What the exercise asks ▸ Find each line in the following listing that has the string "Active", then state the count and nothing else.

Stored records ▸
* start *
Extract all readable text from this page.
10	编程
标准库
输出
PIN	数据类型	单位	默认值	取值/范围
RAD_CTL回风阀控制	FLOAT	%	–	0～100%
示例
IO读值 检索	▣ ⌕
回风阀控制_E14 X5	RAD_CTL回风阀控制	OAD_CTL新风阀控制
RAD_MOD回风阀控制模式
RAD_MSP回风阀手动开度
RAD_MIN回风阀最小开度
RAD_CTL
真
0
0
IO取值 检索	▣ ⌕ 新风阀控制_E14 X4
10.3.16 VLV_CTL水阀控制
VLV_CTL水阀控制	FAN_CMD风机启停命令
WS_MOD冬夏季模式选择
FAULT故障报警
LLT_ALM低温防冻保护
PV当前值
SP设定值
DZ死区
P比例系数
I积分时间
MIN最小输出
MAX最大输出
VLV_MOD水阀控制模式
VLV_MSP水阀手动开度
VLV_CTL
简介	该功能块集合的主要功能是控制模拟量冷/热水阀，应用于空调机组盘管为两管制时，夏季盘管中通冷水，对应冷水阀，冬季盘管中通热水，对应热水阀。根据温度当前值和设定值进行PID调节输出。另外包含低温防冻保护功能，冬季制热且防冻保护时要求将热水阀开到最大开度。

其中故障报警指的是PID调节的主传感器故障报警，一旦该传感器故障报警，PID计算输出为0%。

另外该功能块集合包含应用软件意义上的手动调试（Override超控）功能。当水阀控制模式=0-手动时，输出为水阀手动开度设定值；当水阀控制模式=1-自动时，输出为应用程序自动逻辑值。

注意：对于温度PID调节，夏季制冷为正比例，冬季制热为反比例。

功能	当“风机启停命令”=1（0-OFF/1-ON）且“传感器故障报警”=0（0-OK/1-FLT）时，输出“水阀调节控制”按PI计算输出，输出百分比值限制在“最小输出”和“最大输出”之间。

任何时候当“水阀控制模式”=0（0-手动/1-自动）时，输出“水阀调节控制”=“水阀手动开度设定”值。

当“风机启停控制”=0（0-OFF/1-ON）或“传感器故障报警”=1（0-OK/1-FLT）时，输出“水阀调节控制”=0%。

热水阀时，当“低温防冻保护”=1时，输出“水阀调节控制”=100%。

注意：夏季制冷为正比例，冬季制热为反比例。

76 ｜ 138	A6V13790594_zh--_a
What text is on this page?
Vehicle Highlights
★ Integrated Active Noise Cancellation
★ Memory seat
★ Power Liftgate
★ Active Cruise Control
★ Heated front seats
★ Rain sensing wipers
* end *
Result for this exercise ▸ 2